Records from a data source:
= = = = = = =
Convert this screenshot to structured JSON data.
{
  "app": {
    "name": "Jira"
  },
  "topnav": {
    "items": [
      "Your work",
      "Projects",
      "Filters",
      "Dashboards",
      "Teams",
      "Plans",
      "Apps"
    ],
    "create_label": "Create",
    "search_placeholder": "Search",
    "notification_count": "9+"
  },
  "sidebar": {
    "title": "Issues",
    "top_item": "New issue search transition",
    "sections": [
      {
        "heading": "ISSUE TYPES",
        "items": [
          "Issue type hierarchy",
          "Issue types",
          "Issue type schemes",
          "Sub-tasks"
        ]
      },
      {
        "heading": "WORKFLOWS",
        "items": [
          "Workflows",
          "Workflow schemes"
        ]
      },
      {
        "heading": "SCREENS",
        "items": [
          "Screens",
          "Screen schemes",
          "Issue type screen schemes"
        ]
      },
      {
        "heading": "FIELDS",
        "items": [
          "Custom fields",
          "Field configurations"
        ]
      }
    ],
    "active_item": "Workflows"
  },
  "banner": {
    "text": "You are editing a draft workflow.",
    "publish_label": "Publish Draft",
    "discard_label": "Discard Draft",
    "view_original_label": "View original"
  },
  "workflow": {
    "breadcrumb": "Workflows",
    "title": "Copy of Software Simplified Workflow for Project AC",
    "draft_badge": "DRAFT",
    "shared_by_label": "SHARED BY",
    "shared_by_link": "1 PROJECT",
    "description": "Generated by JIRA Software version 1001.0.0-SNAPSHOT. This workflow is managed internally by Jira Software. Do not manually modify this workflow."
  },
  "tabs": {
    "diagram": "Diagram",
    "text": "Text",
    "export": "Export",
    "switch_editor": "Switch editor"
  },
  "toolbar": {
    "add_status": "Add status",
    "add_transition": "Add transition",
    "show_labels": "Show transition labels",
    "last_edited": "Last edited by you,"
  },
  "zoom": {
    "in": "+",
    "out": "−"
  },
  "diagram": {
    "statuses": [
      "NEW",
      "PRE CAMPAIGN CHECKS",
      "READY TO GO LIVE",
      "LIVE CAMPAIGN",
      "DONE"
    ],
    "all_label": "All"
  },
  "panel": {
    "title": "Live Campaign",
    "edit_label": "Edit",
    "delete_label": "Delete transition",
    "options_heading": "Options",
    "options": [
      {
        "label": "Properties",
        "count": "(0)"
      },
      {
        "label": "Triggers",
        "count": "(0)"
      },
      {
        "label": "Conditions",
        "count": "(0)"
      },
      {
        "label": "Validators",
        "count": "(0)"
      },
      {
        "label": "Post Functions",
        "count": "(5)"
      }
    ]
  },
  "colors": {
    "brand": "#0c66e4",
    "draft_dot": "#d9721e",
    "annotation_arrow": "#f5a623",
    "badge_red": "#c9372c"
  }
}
= = = = = = =
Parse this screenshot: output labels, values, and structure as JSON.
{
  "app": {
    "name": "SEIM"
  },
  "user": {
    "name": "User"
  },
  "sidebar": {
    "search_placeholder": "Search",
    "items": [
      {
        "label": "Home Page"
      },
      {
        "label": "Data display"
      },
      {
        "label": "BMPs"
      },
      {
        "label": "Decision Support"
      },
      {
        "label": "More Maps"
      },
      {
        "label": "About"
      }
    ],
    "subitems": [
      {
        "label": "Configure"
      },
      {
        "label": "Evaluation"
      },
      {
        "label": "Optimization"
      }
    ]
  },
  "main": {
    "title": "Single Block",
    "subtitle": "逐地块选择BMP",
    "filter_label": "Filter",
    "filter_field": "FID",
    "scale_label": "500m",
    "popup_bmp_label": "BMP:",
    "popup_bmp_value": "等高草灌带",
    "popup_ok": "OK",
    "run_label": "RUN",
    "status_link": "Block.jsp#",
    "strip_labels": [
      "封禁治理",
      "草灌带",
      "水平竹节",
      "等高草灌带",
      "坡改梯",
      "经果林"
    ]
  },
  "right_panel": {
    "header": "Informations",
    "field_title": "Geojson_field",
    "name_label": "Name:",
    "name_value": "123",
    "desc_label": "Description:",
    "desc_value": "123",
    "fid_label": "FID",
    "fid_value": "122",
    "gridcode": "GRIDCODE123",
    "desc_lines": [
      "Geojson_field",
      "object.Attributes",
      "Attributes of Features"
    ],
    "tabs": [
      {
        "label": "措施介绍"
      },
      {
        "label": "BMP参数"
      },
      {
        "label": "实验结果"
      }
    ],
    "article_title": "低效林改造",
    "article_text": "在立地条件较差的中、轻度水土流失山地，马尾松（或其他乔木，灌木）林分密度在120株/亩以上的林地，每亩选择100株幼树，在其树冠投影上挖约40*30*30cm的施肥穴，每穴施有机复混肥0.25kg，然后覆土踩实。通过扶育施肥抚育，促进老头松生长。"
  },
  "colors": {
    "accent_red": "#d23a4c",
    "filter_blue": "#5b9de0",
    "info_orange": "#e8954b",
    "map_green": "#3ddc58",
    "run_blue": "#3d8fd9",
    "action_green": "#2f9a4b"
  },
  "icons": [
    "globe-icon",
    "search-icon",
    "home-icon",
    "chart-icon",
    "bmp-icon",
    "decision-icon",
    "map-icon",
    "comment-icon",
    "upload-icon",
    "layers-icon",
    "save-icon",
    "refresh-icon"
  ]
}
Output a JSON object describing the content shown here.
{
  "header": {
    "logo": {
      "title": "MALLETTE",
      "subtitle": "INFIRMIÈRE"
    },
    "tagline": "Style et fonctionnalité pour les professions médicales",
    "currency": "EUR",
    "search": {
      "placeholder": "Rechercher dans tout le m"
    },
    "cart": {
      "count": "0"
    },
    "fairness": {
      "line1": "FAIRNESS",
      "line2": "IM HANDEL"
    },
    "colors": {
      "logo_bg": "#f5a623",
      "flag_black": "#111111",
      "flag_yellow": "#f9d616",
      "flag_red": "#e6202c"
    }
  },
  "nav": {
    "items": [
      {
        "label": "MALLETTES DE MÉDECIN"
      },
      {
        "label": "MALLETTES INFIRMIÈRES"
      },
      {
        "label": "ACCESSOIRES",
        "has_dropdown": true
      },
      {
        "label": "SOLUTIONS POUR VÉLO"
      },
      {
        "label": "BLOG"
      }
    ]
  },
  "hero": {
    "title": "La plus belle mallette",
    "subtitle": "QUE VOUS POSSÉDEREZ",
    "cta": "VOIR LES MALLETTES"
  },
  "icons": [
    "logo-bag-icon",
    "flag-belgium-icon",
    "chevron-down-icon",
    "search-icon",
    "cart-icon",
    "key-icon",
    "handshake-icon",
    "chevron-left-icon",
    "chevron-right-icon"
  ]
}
= = = = = = =
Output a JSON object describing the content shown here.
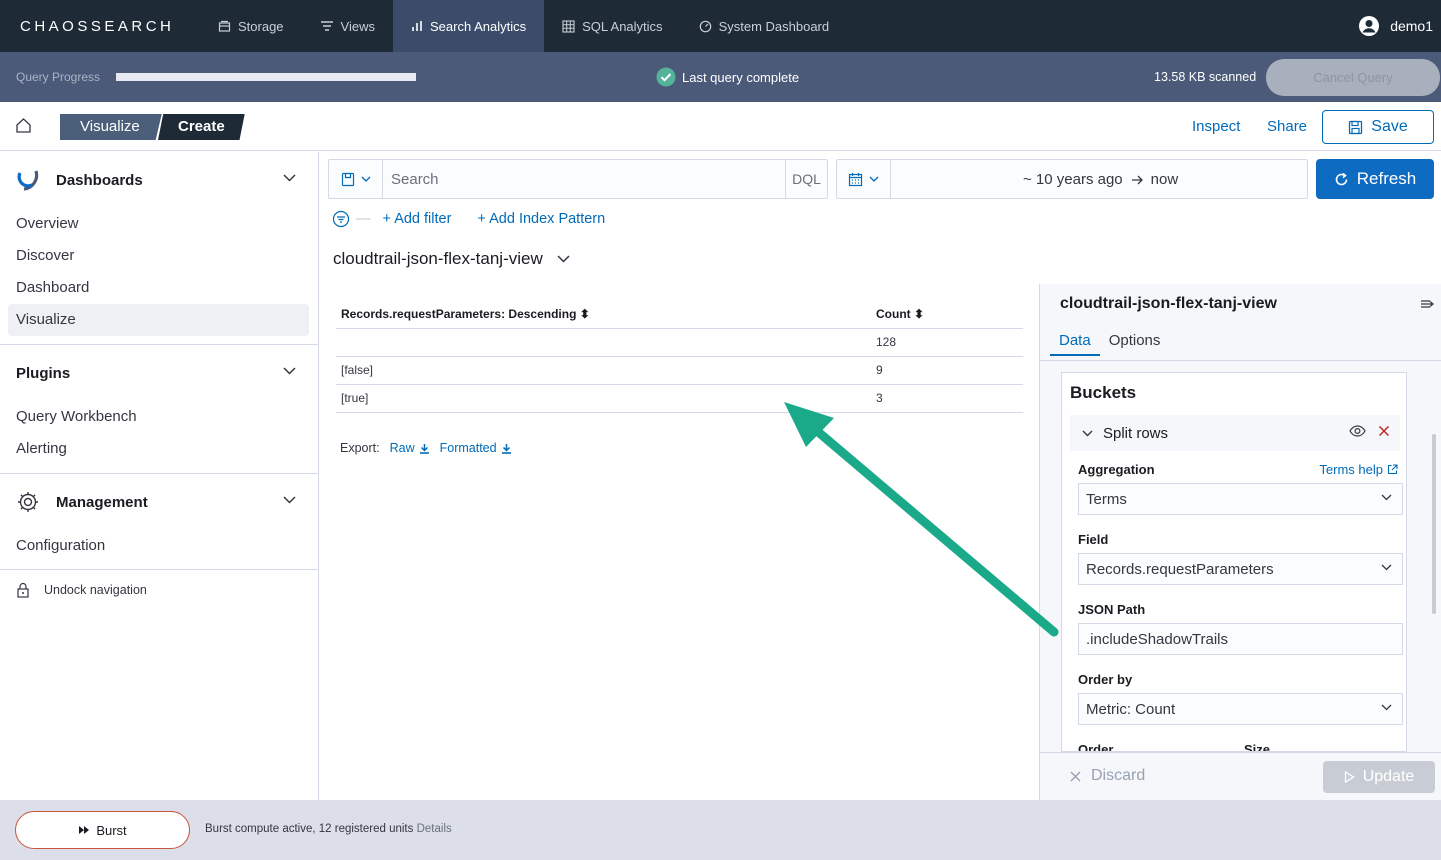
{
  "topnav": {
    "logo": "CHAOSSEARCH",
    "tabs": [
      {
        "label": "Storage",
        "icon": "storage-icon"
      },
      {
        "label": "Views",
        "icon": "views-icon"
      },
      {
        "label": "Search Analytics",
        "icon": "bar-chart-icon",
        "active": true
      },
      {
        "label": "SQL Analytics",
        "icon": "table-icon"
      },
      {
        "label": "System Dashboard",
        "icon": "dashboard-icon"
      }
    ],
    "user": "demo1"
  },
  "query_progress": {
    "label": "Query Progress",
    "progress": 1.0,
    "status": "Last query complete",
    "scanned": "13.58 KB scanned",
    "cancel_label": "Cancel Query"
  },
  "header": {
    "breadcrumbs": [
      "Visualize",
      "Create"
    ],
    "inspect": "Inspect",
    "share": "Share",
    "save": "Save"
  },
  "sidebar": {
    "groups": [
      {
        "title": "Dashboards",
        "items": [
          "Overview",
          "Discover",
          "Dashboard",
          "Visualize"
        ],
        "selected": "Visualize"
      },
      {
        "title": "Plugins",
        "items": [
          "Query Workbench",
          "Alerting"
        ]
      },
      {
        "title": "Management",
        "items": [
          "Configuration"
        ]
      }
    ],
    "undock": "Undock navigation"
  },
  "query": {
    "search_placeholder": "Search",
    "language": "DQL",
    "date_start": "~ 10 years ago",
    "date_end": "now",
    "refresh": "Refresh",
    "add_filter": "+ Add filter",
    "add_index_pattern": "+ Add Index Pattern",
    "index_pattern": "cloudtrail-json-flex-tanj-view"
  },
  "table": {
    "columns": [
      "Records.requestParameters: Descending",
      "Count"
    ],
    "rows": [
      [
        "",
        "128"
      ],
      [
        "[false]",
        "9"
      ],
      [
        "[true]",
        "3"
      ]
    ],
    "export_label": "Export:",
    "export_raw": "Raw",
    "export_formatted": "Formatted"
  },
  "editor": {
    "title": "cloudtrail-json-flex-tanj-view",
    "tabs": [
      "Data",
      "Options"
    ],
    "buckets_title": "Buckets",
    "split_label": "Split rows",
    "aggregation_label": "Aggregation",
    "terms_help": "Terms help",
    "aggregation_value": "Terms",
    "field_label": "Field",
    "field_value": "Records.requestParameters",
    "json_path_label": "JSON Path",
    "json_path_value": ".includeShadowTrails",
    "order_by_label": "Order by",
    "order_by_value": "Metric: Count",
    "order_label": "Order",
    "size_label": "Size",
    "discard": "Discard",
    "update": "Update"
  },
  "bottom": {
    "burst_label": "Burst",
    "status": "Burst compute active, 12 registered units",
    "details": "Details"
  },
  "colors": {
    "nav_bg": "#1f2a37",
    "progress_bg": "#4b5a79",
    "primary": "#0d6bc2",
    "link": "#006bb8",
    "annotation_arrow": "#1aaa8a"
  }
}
= = = = = = =
WHAT YOU HAVE TO DO:
Show every line that contains the word "Discard".

EXERCISE ANSWER:
    "discard_label": "Discard Draft",
    "discard": "Discard",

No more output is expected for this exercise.